A word-for-word restatement of every record is required.

• [Records provided]:
________
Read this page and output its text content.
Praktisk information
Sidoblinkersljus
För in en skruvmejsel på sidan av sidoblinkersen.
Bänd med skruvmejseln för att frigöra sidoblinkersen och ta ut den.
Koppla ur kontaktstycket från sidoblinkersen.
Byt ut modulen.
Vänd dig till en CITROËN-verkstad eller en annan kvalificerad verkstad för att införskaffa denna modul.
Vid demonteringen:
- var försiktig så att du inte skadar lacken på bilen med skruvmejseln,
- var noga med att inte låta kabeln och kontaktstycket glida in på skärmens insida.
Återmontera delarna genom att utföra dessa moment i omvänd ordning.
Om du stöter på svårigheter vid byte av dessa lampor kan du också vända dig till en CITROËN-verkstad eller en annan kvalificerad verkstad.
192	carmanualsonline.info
________
• [Your solution]:
Read this page and output its text content.
Praktisk information
Sidoblinkersljus
För in en skruvmejsel på sidan av sidoblinkersen.
Bänd med skruvmejseln för att frigöra sidoblinkersen och ta ut den.
Koppla ur kontaktstycket från sidoblinkersen.
Byt ut modulen.
Vänd dig till en CITROËN-verkstad eller en annan kvalificerad verkstad för att införskaffa denna modul.
Vid demonteringen:
- var försiktig så att du inte skadar lacken på bilen med skruvmejseln,
- var noga med att inte låta kabeln och kontaktstycket glida in på skärmens insida.
Återmontera delarna genom att utföra dessa moment i omvänd ordning.
Om du stöter på svårigheter vid byte av dessa lampor kan du också vända dig till en CITROËN-verkstad eller en annan kvalificerad verkstad.
192	carmanualsonline.info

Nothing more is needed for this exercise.